EXTRACTED TEXT:
Voters and campaign contributors will, of course, offer the final verdict on the Edwards campaign. But so far the public arguments raised against the former North Carolina senator's continuing his presidential campaign, with his wife's fervent participation, are flimsy.
[snip]
On the surface, a far more substantive concern is that Edwards would find it difficult to function as president if Elizabeth's health dramatically deteriorated. In truth, however, people become president at a time in their lives when fate inevitably requires them to face up to health crises and the death of the people they love. Unless they amend the Constitution to allow callow 17-year-olds to run, this will always be a major risk in electing a president.
During a few short months at the start of his presidential candidacy, John Kerry endured the death of his mother and surgery for prostate cancer. In 1994, with Bosnia in flames and healthcare reform headed for a cliff, Bill Clinton had to confront the death of the most pivotal figure in his life, his mother, Virginia Kelley. As soon as Clinton left the funeral in Arkansas, he flew to Brussels for a NATO summit.
Being distracted by personal life is part of the terrible burden of the presidency. Both Nancy Reagan and Betty Ford were diagnosed with breast cancer while their husbands were in the White House. In her autobiography, "The Times of My Life," Betty Ford writes about her first night in the hospital for a mastectomy, "Jerry says he's never been so lonely as he was going home to the White House that night. He was more upset than I."
But many of these human details have been airbrushed out of remembered history. No one links the death of Clinton's mother to the way that his presidency almost fell apart in 1994, climaxing with the Gingrich Revolution. No one connects Kerry's personal travails with his maladroit presidential campaign. Betty Ford is remembered for her honesty at a time when breast cancer was a taboo topic, but Gerald Ford is remembered for pardoning Nixon.

STUDY QUESTIONS:
**A.** Translate this sentence from the passage on the Edwards campaign into Spanish: "Being distracted by personal life is part of the terrible burden of the presidency."
**B.** List every woman named in the passage on the Edwards campaign.

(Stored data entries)
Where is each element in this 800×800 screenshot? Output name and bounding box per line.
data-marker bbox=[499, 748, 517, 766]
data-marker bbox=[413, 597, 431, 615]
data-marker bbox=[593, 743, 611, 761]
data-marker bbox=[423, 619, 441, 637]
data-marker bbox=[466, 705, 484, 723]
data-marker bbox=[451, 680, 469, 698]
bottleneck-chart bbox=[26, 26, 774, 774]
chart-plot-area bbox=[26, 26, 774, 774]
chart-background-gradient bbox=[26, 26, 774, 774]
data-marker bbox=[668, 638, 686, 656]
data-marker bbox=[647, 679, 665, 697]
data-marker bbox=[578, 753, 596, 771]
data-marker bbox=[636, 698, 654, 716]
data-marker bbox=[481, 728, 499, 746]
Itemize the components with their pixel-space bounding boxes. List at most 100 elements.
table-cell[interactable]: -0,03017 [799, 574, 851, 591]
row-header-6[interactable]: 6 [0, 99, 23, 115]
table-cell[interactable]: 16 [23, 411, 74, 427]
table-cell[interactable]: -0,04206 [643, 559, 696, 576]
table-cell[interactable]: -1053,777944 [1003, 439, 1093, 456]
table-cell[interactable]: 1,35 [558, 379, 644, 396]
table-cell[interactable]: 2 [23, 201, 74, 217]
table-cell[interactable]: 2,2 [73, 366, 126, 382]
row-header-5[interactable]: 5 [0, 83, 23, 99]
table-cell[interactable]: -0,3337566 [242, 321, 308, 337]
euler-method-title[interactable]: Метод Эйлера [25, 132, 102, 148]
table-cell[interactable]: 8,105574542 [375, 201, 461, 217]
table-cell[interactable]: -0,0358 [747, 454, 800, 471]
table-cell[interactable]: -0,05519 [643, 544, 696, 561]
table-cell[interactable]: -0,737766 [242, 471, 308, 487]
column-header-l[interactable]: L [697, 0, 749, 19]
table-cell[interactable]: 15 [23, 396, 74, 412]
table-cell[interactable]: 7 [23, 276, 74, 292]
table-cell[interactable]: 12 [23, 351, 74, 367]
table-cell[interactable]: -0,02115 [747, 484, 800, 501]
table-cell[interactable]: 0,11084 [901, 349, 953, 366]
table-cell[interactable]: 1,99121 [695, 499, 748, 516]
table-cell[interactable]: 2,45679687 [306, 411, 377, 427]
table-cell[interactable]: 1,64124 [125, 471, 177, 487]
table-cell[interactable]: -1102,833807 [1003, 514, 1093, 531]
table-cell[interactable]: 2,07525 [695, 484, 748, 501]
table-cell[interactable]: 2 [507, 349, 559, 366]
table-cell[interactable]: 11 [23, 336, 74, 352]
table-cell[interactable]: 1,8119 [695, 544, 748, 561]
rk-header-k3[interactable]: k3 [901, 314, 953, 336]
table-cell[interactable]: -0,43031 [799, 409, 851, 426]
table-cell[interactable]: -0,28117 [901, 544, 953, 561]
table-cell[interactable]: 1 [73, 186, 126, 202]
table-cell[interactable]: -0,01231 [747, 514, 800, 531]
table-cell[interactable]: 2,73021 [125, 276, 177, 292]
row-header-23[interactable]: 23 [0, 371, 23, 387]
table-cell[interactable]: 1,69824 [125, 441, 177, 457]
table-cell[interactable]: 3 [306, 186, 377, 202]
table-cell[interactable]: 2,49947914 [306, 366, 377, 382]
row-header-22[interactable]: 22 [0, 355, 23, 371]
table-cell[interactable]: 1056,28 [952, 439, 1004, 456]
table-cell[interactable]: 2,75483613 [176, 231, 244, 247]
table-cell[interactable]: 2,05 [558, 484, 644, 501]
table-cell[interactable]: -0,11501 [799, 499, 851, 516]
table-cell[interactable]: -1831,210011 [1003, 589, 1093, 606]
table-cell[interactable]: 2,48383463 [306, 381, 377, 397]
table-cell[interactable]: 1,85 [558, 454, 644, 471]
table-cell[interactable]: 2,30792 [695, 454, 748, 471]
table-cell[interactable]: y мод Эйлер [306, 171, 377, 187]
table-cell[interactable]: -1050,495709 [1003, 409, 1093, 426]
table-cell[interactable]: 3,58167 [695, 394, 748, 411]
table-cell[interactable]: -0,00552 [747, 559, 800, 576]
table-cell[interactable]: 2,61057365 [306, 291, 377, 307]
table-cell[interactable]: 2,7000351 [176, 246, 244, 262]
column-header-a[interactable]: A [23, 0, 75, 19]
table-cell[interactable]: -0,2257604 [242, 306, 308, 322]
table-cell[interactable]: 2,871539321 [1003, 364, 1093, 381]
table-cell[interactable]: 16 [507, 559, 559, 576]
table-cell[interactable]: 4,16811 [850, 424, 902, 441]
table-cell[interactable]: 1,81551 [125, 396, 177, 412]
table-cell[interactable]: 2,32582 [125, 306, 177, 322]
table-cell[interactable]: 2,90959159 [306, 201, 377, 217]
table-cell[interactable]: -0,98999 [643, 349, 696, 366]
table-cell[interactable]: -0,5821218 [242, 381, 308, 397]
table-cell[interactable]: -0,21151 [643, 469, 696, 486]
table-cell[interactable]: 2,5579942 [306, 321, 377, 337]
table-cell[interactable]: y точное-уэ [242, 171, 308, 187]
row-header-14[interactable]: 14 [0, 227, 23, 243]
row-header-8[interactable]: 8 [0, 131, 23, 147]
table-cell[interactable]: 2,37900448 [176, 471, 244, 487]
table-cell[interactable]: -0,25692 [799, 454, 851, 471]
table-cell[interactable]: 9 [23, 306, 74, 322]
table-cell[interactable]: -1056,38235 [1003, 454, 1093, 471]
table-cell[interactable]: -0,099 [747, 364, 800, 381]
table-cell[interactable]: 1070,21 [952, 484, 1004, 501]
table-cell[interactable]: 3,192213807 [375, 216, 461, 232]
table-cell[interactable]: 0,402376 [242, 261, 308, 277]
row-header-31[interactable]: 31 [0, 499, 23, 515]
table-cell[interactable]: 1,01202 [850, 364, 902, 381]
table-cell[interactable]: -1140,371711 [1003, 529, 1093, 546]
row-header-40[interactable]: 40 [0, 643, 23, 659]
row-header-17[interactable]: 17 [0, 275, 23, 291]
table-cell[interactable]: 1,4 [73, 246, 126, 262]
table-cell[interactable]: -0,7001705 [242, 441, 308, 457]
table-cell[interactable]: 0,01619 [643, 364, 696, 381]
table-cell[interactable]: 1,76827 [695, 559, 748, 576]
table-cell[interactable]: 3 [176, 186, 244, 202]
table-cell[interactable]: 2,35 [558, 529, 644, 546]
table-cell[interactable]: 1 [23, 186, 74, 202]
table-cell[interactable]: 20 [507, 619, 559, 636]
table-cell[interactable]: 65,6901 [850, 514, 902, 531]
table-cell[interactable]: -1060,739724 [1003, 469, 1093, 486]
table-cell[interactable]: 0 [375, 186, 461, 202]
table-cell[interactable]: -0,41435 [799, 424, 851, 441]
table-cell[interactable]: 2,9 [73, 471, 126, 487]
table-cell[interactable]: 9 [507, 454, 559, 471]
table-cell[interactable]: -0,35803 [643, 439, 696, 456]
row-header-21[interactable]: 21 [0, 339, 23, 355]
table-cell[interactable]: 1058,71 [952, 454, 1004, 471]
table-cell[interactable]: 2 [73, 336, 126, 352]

TASK-BY-TASK ANSWERS:
**A.** Estar distraído por la vida personal es parte de la terrible carga de la presidencia.

**B.**
Elizabeth (Edwards's wife)
Virginia Kelley
Nancy Reagan
Betty Ford